=== Working data ===

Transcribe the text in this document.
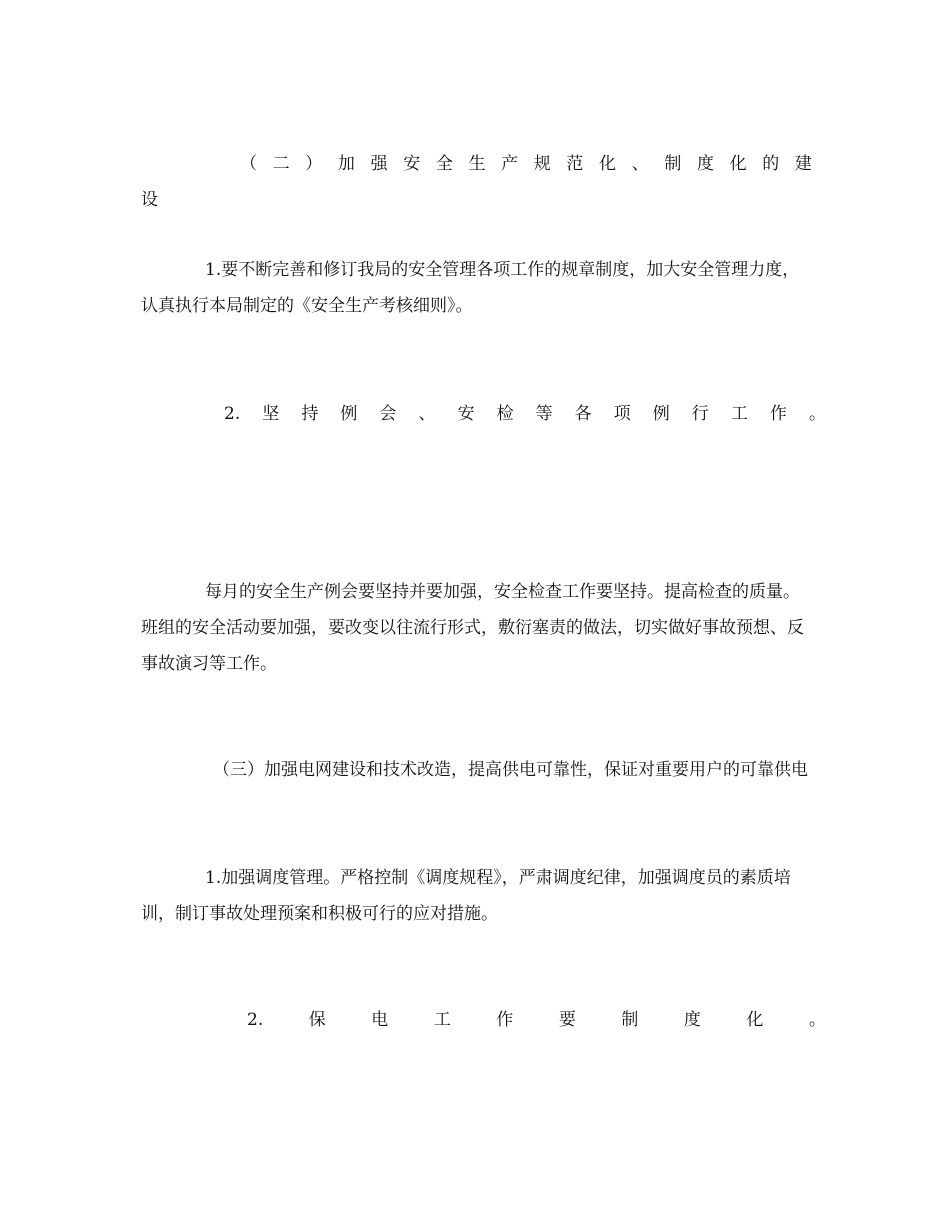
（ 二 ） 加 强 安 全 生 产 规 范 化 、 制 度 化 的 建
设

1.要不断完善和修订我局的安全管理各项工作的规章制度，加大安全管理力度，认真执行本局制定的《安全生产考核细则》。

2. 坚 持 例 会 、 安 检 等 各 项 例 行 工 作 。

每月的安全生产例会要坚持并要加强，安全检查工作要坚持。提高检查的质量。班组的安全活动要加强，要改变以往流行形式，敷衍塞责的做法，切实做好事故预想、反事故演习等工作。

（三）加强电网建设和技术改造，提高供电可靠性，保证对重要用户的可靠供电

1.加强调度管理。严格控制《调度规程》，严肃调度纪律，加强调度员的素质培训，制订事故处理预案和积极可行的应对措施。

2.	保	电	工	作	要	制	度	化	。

===

- Task details -
Write out each entry exactly as given, but skip the pictures.

- Answer for the task -
Transcribe the text in this document.
（ 二 ） 加 强 安 全 生 产 规 范 化 、 制 度 化 的 建
设

1.要不断完善和修订我局的安全管理各项工作的规章制度，加大安全管理力度，认真执行本局制定的《安全生产考核细则》。

2. 坚 持 例 会 、 安 检 等 各 项 例 行 工 作 。

每月的安全生产例会要坚持并要加强，安全检查工作要坚持。提高检查的质量。班组的安全活动要加强，要改变以往流行形式，敷衍塞责的做法，切实做好事故预想、反事故演习等工作。

（三）加强电网建设和技术改造，提高供电可靠性，保证对重要用户的可靠供电

1.加强调度管理。严格控制《调度规程》，严肃调度纪律，加强调度员的素质培训，制订事故处理预案和积极可行的应对措施。

2.	保	电	工	作	要	制	度	化	。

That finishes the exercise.